Reproduce the entire listing word for word.
####
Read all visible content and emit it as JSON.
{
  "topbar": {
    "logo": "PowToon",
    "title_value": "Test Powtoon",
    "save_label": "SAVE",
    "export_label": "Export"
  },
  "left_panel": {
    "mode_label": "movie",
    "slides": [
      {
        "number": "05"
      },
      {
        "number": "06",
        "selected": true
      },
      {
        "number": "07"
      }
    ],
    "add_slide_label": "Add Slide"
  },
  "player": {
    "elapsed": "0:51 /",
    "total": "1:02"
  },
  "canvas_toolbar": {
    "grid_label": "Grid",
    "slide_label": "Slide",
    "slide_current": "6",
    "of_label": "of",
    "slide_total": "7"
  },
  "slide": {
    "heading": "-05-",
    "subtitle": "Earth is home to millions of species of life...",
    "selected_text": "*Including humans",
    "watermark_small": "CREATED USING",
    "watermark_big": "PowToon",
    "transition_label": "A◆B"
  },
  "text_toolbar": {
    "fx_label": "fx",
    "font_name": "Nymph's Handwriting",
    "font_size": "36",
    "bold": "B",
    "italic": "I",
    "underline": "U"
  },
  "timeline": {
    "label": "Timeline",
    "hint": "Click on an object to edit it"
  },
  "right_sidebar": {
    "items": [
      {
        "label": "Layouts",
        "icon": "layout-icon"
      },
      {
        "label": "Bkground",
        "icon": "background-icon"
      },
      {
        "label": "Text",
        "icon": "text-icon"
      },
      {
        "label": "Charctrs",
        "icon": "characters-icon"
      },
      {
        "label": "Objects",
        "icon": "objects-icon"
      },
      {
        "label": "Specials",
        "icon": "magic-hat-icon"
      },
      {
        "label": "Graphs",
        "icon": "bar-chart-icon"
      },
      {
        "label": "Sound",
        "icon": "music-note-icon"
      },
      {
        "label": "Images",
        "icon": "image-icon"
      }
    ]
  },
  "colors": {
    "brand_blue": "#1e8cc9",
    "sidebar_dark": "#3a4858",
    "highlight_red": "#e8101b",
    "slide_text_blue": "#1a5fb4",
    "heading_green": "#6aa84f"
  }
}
####
RESULT BELOW:
Read all visible content and emit it as JSON.
{
  "topbar": {
    "logo": "PowToon",
    "title_value": "Test Powtoon",
    "save_label": "SAVE",
    "export_label": "Export"
  },
  "left_panel": {
    "mode_label": "movie",
    "slides": [
      {
        "number": "05"
      },
      {
        "number": "06",
        "selected": true
      },
      {
        "number": "07"
      }
    ],
    "add_slide_label": "Add Slide"
  },
  "player": {
    "elapsed": "0:51 /",
    "total": "1:02"
  },
  "canvas_toolbar": {
    "grid_label": "Grid",
    "slide_label": "Slide",
    "slide_current": "6",
    "of_label": "of",
    "slide_total": "7"
  },
  "slide": {
    "heading": "-05-",
    "subtitle": "Earth is home to millions of species of life...",
    "selected_text": "*Including humans",
    "watermark_small": "CREATED USING",
    "watermark_big": "PowToon",
    "transition_label": "A◆B"
  },
  "text_toolbar": {
    "fx_label": "fx",
    "font_name": "Nymph's Handwriting",
    "font_size": "36",
    "bold": "B",
    "italic": "I",
    "underline": "U"
  },
  "timeline": {
    "label": "Timeline",
    "hint": "Click on an object to edit it"
  },
  "right_sidebar": {
    "items": [
      {
        "label": "Layouts",
        "icon": "layout-icon"
      },
      {
        "label": "Bkground",
        "icon": "background-icon"
      },
      {
        "label": "Text",
        "icon": "text-icon"
      },
      {
        "label": "Charctrs",
        "icon": "characters-icon"
      },
      {
        "label": "Objects",
        "icon": "objects-icon"
      },
      {
        "label": "Specials",
        "icon": "magic-hat-icon"
      },
      {
        "label": "Graphs",
        "icon": "bar-chart-icon"
      },
      {
        "label": "Sound",
        "icon": "music-note-icon"
      },
      {
        "label": "Images",
        "icon": "image-icon"
      }
    ]
  },
  "colors": {
    "brand_blue": "#1e8cc9",
    "sidebar_dark": "#3a4858",
    "highlight_red": "#e8101b",
    "slide_text_blue": "#1a5fb4",
    "heading_green": "#6aa84f"
  }
}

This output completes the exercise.